EXERCISE TEXT>
Would war with Taiwan make it possible to rally the Chinese people around a national cause? For Xi, nationalism could serve as a substitute ideology for Marxism-Leninism, which now rings increasingly hollow. But this would be a Western importation, since the Chinese have never practiced nationalism; traditionally, each person was from his own province, the language of which he spoke, while also seeing himself as a subject of the emperor. With Mao, a conversion to permanent revolution was required—but not to nationalism. By supposing that the Chinese people would endorse en masse the taking of Taiwan, which I doubt, and supposing further that the Chinese army would prove to be up to an unprecedented combat, there remains the question of Taiwanese forces and, in the possible absence of the Americans, an intervention by the Japanese army and fleet, among the world’s most technologically advanced. In the geopolitical scenarios surrounding China, we often forget Japan—and that is a mistake.
Most troublesome for the West is something still emerging: a formidable political innovation, which Chinese leaders consider an unrivaled alternative to Western democracy. Call it technological despotism. Until the regime of Xi Jinping, the post-Mao Communist Party had sought to combine economic growth with public safety, while deploying a security force that worked to ensure that nothing escaped the party’s grasp. But now, the collecting of personal data is taking despotism to a new level, with high-capacity computers enabling the government to keep files on every Chinese person and assign each an algorithm that tracks behaviors and expectations, establishing a “social-credit” score. The state will thus know what every person hopes and fears and will be able to deliver customized goods and services—or sanction every deviation from the party line—with precision.
This system already exists for attributing credits for consumer goods or for obtaining lodging, especially in China’s large cities. Abetting it is facial-recognition technology, which is highly advanced in China, allowing the government to identify unwanted behavior and monitor non-Han persons, including Uighurs and Tibetans, who are, by definition, suspect. In the streets of Urumqi, the capital of Xinjiang, the cameras that proliferate across the city make it possible immediately to identify the Uighurs by their physiognomy and to arrest purported Islamic troublemakers and incarcerate them in reeducation camps.
Chinese leaders mock Western democracy for its disorder and inefficiency. But without a real alternative, the Communist Party long mimicked the external forms of democracy. The people elected representatives, mayors, and assembly members—but the elections were parodies, with unanimous results. A few attempts at genuine local elections in villages occurred in the early 2000s. I witnessed several, along with Jimmy Carter, whose foundation financed the purchase of ballots and printing of bulletins. The experiment proved disastrous for the Communist Party, with independent candidates regularly beating the party choices. After a year or so, the government returned to the simulacra of elections, closing a rare opening that made it possible to see what many Chinese really thought of the party.
National sentiment remains mysterious today, at least to the outside world. If I trust my own observations, which are far from scientific, the Chinese I know have renounced political action and taken refuge in family life.

ENTRIES SHOWN>
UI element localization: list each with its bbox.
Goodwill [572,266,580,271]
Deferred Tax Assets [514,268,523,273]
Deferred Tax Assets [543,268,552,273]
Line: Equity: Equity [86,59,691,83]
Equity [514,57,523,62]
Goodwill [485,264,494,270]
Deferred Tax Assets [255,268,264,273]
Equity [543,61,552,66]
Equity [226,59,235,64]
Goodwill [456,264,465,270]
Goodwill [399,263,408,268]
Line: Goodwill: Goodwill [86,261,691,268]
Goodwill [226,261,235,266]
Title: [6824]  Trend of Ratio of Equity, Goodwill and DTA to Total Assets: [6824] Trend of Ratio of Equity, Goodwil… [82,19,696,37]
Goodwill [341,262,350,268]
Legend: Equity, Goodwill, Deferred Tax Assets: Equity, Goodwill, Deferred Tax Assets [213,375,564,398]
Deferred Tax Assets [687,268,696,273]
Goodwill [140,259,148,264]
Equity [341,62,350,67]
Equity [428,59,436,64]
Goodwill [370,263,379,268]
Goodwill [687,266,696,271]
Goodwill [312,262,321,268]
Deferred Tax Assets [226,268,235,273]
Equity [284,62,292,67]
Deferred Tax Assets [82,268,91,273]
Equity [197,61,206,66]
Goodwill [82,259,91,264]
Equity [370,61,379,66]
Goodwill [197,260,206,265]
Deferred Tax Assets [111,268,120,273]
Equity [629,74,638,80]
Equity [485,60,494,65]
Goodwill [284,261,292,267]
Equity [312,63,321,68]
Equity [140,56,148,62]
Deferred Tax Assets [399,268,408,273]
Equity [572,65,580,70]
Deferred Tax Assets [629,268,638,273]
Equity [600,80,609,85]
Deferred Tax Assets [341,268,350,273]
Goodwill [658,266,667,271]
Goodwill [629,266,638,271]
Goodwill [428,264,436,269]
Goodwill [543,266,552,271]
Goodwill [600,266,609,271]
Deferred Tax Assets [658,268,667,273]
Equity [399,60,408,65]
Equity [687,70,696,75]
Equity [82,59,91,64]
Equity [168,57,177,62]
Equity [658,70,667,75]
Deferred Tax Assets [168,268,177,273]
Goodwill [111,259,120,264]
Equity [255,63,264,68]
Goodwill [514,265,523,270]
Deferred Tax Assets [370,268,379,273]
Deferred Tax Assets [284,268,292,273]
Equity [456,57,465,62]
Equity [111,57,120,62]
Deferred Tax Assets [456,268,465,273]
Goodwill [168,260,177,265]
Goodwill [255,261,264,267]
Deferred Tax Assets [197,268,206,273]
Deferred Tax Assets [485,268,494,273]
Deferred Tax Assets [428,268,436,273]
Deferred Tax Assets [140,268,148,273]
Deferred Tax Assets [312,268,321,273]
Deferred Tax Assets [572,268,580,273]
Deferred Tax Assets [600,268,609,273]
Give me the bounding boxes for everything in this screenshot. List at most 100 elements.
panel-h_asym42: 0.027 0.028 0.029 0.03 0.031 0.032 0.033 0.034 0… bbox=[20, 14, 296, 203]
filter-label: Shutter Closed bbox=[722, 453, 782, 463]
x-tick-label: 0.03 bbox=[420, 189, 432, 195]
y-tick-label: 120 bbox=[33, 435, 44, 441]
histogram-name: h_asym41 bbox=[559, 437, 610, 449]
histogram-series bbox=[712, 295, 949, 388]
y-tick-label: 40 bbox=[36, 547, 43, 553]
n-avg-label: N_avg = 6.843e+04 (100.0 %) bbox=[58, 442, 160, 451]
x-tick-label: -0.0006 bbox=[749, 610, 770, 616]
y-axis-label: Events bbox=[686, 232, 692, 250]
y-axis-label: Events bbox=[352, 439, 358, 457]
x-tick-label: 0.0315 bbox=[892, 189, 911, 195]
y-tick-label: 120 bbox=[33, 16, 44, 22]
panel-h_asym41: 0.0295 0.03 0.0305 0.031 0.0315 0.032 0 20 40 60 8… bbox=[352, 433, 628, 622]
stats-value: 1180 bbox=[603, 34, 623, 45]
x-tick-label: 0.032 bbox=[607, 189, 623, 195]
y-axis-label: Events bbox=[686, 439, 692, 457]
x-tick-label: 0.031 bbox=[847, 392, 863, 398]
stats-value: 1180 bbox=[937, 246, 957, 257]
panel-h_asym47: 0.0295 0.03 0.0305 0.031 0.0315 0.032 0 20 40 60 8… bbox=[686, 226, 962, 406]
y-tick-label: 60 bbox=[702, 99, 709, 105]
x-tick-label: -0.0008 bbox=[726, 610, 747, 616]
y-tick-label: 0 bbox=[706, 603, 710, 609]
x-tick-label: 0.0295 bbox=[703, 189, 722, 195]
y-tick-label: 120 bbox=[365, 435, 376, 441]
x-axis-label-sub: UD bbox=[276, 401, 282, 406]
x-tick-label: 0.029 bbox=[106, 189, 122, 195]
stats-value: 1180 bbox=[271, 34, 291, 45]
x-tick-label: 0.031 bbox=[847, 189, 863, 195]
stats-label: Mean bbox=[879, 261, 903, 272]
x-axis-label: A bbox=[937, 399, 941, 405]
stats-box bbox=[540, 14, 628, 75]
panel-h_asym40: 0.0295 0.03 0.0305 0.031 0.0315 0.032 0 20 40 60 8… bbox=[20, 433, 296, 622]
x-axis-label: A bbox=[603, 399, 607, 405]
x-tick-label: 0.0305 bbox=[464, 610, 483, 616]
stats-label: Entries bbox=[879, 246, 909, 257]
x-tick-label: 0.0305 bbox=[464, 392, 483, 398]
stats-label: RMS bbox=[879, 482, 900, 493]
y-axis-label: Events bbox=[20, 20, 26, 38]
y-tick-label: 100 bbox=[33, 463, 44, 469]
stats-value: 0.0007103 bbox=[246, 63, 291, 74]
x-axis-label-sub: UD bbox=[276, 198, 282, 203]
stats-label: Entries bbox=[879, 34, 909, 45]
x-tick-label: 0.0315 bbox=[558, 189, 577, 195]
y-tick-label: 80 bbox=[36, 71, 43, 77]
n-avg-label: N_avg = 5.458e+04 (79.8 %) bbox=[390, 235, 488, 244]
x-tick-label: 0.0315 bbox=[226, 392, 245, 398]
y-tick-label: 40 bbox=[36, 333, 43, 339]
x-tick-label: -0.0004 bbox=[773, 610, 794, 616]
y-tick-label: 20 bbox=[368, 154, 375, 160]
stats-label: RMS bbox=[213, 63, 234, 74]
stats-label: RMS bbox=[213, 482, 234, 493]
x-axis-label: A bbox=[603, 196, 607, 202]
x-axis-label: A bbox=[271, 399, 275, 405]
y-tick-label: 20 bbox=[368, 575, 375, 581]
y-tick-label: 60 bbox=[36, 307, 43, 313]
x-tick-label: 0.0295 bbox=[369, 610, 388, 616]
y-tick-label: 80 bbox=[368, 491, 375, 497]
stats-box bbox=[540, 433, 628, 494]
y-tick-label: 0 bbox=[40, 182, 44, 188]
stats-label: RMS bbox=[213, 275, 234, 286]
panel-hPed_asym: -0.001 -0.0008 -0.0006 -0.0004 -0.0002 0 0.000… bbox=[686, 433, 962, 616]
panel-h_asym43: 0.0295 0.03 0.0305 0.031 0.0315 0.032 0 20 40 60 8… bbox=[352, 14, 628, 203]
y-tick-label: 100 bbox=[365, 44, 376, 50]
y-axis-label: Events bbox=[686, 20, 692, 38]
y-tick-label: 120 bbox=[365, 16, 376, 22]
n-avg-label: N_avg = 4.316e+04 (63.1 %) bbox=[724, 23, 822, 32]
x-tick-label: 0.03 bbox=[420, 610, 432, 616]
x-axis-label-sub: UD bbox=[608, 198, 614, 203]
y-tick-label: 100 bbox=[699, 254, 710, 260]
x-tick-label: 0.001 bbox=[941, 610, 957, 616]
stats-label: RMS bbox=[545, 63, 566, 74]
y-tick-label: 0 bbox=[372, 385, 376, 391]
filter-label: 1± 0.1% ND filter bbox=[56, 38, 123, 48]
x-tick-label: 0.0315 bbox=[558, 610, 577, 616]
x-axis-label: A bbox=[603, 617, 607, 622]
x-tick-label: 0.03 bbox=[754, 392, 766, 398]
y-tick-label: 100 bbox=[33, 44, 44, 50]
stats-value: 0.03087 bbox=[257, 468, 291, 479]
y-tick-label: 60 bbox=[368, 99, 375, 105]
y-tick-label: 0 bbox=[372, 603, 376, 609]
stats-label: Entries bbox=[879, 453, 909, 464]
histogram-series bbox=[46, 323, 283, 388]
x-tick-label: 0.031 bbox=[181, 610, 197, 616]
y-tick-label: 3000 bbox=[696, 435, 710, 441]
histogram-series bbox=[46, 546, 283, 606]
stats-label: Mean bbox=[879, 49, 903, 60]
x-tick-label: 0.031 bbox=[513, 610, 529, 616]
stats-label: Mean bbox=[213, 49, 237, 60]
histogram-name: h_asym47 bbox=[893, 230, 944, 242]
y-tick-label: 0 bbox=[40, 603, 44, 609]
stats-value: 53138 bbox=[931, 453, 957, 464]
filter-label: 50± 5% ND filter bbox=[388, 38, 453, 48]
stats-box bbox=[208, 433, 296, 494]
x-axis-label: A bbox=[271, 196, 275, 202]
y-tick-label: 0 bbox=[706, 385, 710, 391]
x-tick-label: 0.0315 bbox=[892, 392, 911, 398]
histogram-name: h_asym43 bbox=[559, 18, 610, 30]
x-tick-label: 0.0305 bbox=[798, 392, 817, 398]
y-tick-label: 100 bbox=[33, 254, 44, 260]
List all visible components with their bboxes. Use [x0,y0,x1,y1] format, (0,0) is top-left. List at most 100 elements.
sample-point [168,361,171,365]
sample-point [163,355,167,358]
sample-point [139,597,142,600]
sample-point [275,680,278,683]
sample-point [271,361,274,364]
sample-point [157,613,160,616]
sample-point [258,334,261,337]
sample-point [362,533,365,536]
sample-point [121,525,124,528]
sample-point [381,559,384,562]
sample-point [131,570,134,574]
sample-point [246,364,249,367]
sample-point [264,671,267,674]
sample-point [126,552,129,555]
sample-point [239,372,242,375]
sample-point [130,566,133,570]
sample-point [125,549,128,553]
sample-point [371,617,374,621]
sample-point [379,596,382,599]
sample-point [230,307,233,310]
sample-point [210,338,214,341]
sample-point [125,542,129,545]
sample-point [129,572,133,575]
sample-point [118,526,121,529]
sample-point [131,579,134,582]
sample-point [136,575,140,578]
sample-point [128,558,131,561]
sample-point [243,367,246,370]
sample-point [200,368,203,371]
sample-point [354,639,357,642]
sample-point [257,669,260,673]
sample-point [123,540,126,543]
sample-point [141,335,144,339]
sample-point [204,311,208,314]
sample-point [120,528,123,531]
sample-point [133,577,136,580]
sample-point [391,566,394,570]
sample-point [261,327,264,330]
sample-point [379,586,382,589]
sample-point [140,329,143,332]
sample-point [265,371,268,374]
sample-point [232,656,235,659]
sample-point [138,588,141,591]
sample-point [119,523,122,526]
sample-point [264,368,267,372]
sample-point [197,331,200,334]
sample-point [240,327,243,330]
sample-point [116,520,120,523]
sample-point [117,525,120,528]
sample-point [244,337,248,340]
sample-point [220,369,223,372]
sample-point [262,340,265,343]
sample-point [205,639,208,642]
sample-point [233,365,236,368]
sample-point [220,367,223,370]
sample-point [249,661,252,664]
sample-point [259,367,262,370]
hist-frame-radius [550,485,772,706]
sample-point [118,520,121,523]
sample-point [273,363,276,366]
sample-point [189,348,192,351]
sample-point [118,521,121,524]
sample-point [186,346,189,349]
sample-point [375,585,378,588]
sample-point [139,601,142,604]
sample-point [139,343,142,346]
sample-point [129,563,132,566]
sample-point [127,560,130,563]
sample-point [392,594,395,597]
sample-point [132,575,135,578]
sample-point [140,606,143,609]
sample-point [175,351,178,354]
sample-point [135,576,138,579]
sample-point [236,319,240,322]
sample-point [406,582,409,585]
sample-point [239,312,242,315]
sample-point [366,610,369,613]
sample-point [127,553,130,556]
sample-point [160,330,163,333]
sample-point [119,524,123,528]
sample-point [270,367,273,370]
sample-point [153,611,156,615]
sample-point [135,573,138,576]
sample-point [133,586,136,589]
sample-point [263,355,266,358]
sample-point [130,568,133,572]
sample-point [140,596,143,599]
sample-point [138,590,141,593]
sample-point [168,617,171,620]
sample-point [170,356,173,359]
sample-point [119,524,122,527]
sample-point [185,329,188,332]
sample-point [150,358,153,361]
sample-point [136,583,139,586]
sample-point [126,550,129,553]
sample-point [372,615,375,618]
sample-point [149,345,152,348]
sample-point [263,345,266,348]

LIST OF TASKS>
(a) Reproduce the passage on China exactly, starting with "National sentiment remains" and going on through "in family life.".
(b) Please continue the passage on China from its final sentence.
The items are separate material, unrelated to the passage on China.

RESPONSES BY ITEM NUMBER>
(a)
National sentiment remains mysterious today, at least to the outside world. If I trust my own observations, which are far from scientific, the Chinese I know have renounced political action and taken refuge in family life.

(b)
Resistance to the Communist Party still shows up privately. When Deng Xiaoping, seeking to limit China’s population growth, mandated that families have only one child, many couples had two, despite facing fines.
Then Xi, worried about a rapidly aging population, ordered families to have two children; but many parents decide to have just one.
Even the parody of democracy will soon be abandoned. In a new technological despotism, what the Chinese continue to think in their hearts will escape the algorithms—but the party won’t care. What will matter is outward behavior: conformity to the party line, enforced by omnipresent surveillance. Xi claims that this will allow society to flourish; as he puts it, the Communist Party “really strives for the happiness of the Chinese people.” We might scoff at this science-fiction-like project, but China’s leaders see in it a future that will guarantee the eternal power of the Communist Party.
What is most probable in China, however, even in an era of algorithmic control, remains the unexpected. A virus that began infecting people in Wuhan in late 2019 wound up severing the supply chains linking China to the world, cutting the growth rate in half for a time—and launching a global pandemic that killed millions and has transformed economies, altered political arrangements, and left social and cultural ramifications that will take years to absorb and understand. (And Covid-19, whatever the truth of its provenance, will do no good for China’s soft power, either, such as it is.)
Moreover, Covid is far from being done with China. Indeed, the pandemic—along with the government’s ambitious “Zero Covid” policy in response to it—brings together examples both of China’s growing technological despotism and of the possibility of widespread unrest. As of late April 2022, Shanghai, a city of nearly 25 million, was in its fourth week of a near-total lockdown enforced by barriers, checkpoints, legions of hazmat-suited police, and flying drones instructing residents to “control your soul’s desire for freedom” even as they struggled to secure deliveries of food and other essentials. At the same time in Beijing, cases were rising, and its nearly 22 million residents were bracing themselves for a similar fate.
Nor can we exclude the possibility that new social movements could arise in China, perhaps of a religious inspiration. The history of China is haunted by religious revolts that brought down dynasties.
Ten years ago, no one foresaw an economic ascent as astounding as what China has experienced. Two-thirds of the population have reached the standard of living of the middle classes of Western countries, at least in appearance.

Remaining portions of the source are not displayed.